■ Instructions for the task ■
Report every line in the listing below where the string "feet" shows up.

■ Information shown ■
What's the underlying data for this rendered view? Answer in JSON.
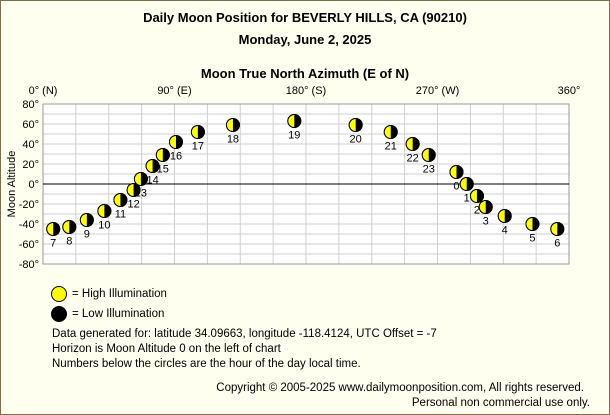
{
  "header": {
    "title": "Daily Moon Position for BEVERLY HILLS, CA (90210)",
    "date": "Monday, June 2, 2025"
  },
  "colors": {
    "background": "#fffff0",
    "border": "#7d6f4e",
    "grid": "#cfcfcf",
    "horizon": "#000000",
    "illuminated": "#ffff00",
    "dark": "#000000"
  },
  "chart_data": {
    "type": "scatter",
    "title": "Moon True North Azimuth (E of N)",
    "xlabel": "Moon True North Azimuth (E of N)",
    "ylabel": "Moon Altitude",
    "xlim": [
      0,
      360
    ],
    "ylim": [
      -80,
      80
    ],
    "grid": true,
    "x_tick_labels": [
      {
        "value": 0,
        "label": "0° (N)"
      },
      {
        "value": 90,
        "label": "90° (E)"
      },
      {
        "value": 180,
        "label": "180° (S)"
      },
      {
        "value": 270,
        "label": "270° (W)"
      },
      {
        "value": 360,
        "label": "360°"
      }
    ],
    "y_tick_labels": [
      "80°",
      "60°",
      "40°",
      "20°",
      "0°",
      "-20°",
      "-40°",
      "-60°",
      "-80°"
    ],
    "y_tick_values": [
      80,
      60,
      40,
      20,
      0,
      -20,
      -40,
      -60,
      -80
    ],
    "points": [
      {
        "hour": "7",
        "azimuth": 7,
        "altitude": -45
      },
      {
        "hour": "8",
        "azimuth": 18,
        "altitude": -43
      },
      {
        "hour": "9",
        "azimuth": 30,
        "altitude": -36
      },
      {
        "hour": "10",
        "azimuth": 42,
        "altitude": -27
      },
      {
        "hour": "11",
        "azimuth": 53,
        "altitude": -16
      },
      {
        "hour": "12",
        "azimuth": 62,
        "altitude": -6
      },
      {
        "hour": "13",
        "azimuth": 67,
        "altitude": 5
      },
      {
        "hour": "14",
        "azimuth": 75,
        "altitude": 18
      },
      {
        "hour": "15",
        "azimuth": 82,
        "altitude": 29
      },
      {
        "hour": "16",
        "azimuth": 91,
        "altitude": 42
      },
      {
        "hour": "17",
        "azimuth": 106,
        "altitude": 52
      },
      {
        "hour": "18",
        "azimuth": 130,
        "altitude": 59
      },
      {
        "hour": "19",
        "azimuth": 172,
        "altitude": 63
      },
      {
        "hour": "20",
        "azimuth": 214,
        "altitude": 59
      },
      {
        "hour": "21",
        "azimuth": 238,
        "altitude": 52
      },
      {
        "hour": "22",
        "azimuth": 253,
        "altitude": 40
      },
      {
        "hour": "23",
        "azimuth": 264,
        "altitude": 29
      },
      {
        "hour": "0",
        "azimuth": 283,
        "altitude": 12
      },
      {
        "hour": "1",
        "azimuth": 290,
        "altitude": 0
      },
      {
        "hour": "2",
        "azimuth": 297,
        "altitude": -12
      },
      {
        "hour": "3",
        "azimuth": 303,
        "altitude": -23
      },
      {
        "hour": "4",
        "azimuth": 316,
        "altitude": -32
      },
      {
        "hour": "5",
        "azimuth": 335,
        "altitude": -40
      },
      {
        "hour": "6",
        "azimuth": 352,
        "altitude": -45
      }
    ]
  },
  "legend": {
    "high": "= High Illumination",
    "low": "= Low Illumination"
  },
  "info": {
    "line1": "Data generated for: latitude 34.09663, longitude -118.4124, UTC Offset = -7",
    "line2": "Horizon is Moon Altitude 0 on the left of chart",
    "line3": "Numbers below the circles are the hour of the day local time."
  },
  "footer": {
    "copyright": "Copyright © 2005-2025 www.dailymoonposition.com, All rights reserved.",
    "notice": "Personal non commercial use only."
  }
}
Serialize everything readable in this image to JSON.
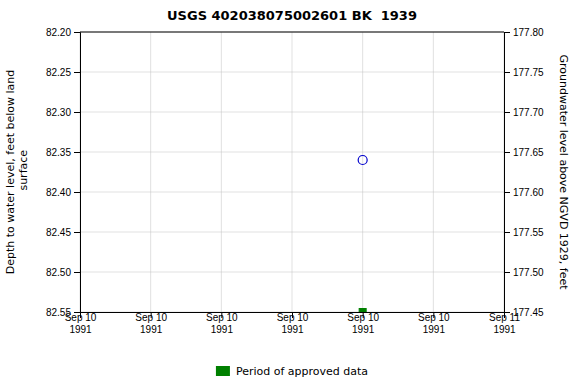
{
  "chart_data": {
    "type": "scatter",
    "title": "USGS 402038075002601 BK  1939",
    "y_label": "Depth to water level, feet below land\n surface",
    "y2_label": "Groundwater level above NGVD 1929, feet",
    "categories": [
      "Sep 10\n1991",
      "Sep 10\n1991",
      "Sep 10\n1991",
      "Sep 10\n1991",
      "Sep 10\n1991",
      "Sep 10\n1991",
      "Sep 11\n1991"
    ],
    "series": [
      {
        "color": "#0000cc",
        "marker": "open-circle",
        "values": [
          null,
          null,
          null,
          null,
          82.36,
          null,
          null
        ]
      },
      {
        "name": "Period of approved data",
        "color": "#008000",
        "marker": "square",
        "values": [
          null,
          null,
          null,
          null,
          82.55,
          null,
          null
        ]
      }
    ],
    "ylim": [
      82.55,
      82.2
    ],
    "yticks": [
      {
        "value": 82.2,
        "label": "82.20"
      },
      82.25,
      {
        "value": 82.3,
        "label": "82.30"
      },
      82.35,
      {
        "value": 82.4,
        "label": "82.40"
      },
      82.45,
      {
        "value": 82.5,
        "label": "82.50"
      },
      82.55
    ],
    "y2lim": [
      177.45,
      177.8
    ],
    "y2ticks": [
      {
        "value": 177.8,
        "label": "177.80"
      },
      177.75,
      {
        "value": 177.7,
        "label": "177.70"
      },
      177.65,
      {
        "value": 177.6,
        "label": "177.60"
      },
      177.55,
      {
        "value": 177.5,
        "label": "177.50"
      },
      177.45
    ],
    "grid": true,
    "legend": "bottom"
  }
}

■ The result ■
    "y_label": "Depth to water level, feet below land\n surface",
    "y2_label": "Groundwater level above NGVD 1929, feet",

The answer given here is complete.